◆ Your goal: Using the listing below, please gather every line containing the word "دوازدهم".

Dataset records
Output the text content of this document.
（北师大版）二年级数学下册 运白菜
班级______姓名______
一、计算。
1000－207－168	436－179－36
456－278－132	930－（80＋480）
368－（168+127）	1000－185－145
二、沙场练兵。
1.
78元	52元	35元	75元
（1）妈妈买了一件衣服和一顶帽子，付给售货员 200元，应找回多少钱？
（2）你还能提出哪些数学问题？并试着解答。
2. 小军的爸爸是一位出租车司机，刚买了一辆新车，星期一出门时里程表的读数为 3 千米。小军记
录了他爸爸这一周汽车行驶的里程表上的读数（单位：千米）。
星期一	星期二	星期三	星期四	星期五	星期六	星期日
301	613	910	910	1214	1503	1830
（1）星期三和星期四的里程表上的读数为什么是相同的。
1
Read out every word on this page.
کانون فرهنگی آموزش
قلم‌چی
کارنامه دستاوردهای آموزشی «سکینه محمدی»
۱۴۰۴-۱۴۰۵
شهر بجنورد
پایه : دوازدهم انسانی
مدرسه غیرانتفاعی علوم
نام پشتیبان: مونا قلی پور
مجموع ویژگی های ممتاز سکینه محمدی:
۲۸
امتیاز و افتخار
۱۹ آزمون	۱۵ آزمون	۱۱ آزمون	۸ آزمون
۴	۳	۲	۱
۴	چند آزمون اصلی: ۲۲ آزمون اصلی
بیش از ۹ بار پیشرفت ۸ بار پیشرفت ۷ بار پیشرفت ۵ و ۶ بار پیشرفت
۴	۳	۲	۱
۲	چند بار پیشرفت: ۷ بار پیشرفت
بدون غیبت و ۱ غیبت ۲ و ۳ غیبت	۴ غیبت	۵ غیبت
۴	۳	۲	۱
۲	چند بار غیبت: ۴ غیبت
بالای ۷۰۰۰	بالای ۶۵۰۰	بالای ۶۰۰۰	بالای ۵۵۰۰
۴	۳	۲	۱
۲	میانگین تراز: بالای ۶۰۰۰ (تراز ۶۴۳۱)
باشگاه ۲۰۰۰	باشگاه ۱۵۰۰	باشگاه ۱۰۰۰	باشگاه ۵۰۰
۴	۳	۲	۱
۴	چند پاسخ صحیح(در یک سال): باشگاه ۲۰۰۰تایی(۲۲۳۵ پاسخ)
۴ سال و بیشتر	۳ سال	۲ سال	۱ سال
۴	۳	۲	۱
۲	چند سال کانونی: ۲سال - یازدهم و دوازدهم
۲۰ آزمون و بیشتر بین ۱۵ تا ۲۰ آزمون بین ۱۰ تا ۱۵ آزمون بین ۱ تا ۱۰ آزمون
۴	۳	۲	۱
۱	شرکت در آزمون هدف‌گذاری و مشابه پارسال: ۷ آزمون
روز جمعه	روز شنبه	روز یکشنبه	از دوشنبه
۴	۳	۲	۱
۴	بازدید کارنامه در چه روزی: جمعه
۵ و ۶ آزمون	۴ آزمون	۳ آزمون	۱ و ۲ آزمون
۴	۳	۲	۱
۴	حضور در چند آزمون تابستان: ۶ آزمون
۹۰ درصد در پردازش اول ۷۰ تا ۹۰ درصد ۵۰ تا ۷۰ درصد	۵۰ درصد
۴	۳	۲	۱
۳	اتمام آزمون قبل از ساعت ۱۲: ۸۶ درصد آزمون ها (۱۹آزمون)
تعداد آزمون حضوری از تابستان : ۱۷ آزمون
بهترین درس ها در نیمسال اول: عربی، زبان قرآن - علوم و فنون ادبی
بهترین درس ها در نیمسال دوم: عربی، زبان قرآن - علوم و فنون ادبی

◆ Answer for this exercise:
پایه : دوازدهم انسانی
۲	چند سال کانونی: ۲سال - یازدهم و دوازدهم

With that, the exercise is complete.